Requirements:
Copy all lines below containing "Themes".

─── Dataset records

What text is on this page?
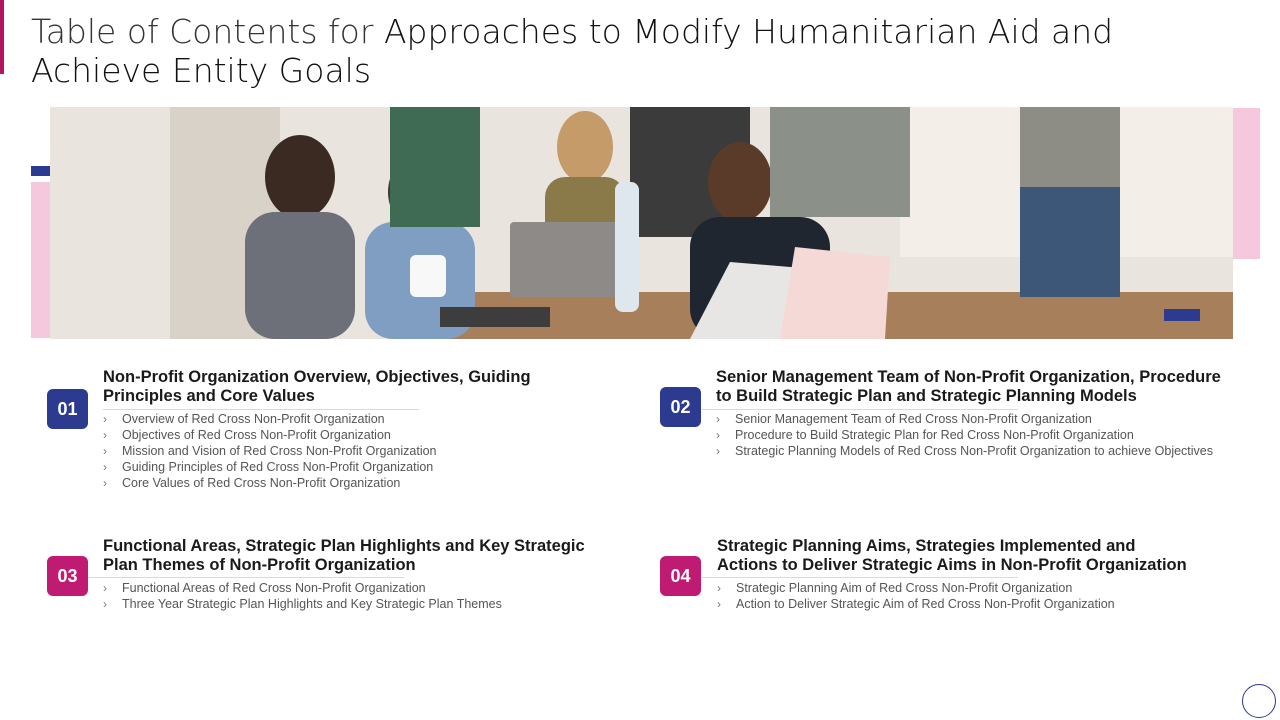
Table of Contents for Approaches to Modify Humanitarian Aid and Achieve Entity Goals
01
Non-Profit Organization Overview, Objectives, Guiding
Principles and Core Values
› Overview of Red Cross Non-Profit Organization
› Objectives of Red Cross Non-Profit Organization
› Mission and Vision of Red Cross Non-Profit Organization
› Guiding Principles of Red Cross Non-Profit Organization
› Core Values of Red Cross Non-Profit Organization
02
Senior Management Team of Non-Profit Organization, Procedure
to Build Strategic Plan and Strategic Planning Models
› Senior Management Team of Red Cross Non-Profit Organization
› Procedure to Build Strategic Plan for Red Cross Non-Profit Organization
› Strategic Planning Models of Red Cross Non-Profit Organization to achieve Objectives
03
Functional Areas, Strategic Plan Highlights and Key Strategic
Plan Themes of Non-Profit Organization
› Functional Areas of Red Cross Non-Profit Organization
› Three Year Strategic Plan Highlights and Key Strategic Plan Themes
04
Strategic Planning Aims, Strategies Implemented and
Actions to Deliver Strategic Aims in Non-Profit Organization
› Strategic Planning Aim of Red Cross Non-Profit Organization
› Action to Deliver Strategic Aim of Red Cross Non-Profit Organization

──────

Solution to the exercise:
Plan Themes of Non-Profit Organization
› Three Year Strategic Plan Highlights and Key Strategic Plan Themes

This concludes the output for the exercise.